Return each line of the listing that contains the string "title".

· · · ·

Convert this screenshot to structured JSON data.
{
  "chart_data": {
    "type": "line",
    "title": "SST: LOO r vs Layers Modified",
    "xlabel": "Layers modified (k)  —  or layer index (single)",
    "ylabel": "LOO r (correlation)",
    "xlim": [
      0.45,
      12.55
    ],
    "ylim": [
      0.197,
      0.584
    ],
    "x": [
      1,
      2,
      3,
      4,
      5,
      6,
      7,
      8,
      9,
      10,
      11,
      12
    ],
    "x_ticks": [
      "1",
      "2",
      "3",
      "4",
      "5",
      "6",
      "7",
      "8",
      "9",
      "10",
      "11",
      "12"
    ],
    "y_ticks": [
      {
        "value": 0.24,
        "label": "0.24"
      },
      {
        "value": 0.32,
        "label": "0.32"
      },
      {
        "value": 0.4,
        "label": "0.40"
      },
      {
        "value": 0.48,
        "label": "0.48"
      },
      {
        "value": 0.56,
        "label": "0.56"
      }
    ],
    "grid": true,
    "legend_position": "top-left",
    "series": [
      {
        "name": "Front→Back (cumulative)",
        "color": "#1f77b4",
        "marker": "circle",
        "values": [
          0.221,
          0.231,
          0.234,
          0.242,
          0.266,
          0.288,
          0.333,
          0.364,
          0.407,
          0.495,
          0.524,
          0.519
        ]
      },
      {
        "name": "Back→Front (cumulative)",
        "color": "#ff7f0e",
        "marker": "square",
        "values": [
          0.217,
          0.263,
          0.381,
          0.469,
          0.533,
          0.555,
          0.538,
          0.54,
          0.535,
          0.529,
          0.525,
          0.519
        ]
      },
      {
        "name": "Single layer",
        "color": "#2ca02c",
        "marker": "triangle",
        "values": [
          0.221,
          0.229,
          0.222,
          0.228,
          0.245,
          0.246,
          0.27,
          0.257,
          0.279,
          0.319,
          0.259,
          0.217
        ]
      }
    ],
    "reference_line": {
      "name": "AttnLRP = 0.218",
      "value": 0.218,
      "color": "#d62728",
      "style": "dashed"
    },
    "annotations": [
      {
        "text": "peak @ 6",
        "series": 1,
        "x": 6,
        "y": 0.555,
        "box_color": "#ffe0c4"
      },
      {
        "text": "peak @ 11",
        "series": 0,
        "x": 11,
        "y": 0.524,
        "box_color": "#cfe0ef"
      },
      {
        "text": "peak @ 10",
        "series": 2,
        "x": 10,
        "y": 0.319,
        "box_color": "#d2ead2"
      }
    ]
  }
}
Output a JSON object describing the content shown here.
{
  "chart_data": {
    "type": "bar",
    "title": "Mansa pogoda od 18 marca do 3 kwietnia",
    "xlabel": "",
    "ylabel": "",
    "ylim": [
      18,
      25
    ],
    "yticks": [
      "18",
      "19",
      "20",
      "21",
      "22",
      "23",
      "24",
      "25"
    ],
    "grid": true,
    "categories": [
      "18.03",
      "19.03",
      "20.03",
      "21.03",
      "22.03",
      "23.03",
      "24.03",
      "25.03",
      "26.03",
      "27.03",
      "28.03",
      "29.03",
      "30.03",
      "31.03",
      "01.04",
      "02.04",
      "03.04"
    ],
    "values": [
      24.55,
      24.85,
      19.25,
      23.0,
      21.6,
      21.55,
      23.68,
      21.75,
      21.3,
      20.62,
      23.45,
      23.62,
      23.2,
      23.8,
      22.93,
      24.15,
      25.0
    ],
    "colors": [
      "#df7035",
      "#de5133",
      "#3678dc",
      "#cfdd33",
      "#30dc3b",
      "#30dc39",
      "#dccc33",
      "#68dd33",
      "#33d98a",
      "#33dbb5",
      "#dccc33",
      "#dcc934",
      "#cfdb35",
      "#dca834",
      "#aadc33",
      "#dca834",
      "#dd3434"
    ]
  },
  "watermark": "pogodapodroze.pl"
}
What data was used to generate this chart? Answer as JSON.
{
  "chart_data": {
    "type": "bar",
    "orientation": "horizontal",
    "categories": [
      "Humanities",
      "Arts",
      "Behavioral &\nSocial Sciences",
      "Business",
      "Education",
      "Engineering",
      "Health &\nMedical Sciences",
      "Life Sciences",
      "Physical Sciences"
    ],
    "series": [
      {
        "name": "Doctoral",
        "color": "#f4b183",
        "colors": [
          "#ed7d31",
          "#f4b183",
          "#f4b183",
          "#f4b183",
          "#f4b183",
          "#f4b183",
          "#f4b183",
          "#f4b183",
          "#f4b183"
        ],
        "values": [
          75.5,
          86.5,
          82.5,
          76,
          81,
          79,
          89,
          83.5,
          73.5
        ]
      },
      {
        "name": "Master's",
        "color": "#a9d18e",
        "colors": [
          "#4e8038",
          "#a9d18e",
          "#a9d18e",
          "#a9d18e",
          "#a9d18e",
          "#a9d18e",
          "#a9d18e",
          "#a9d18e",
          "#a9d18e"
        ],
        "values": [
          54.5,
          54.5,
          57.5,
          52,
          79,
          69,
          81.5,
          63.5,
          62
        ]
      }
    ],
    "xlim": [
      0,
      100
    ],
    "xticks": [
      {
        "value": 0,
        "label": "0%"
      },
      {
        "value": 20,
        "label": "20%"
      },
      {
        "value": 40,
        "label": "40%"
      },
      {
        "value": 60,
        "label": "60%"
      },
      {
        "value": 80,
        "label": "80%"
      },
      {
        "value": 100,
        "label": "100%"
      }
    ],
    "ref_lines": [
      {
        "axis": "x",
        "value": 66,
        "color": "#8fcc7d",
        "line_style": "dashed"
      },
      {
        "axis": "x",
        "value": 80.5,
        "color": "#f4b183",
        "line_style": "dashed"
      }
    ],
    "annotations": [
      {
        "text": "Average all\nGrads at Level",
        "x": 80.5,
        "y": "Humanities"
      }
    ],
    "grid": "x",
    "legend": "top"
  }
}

· · · ·

## Response to this task
    "title": "SST: LOO r vs Layers Modified",
    "title": "Mansa pogoda od 18 marca do 3 kwietnia",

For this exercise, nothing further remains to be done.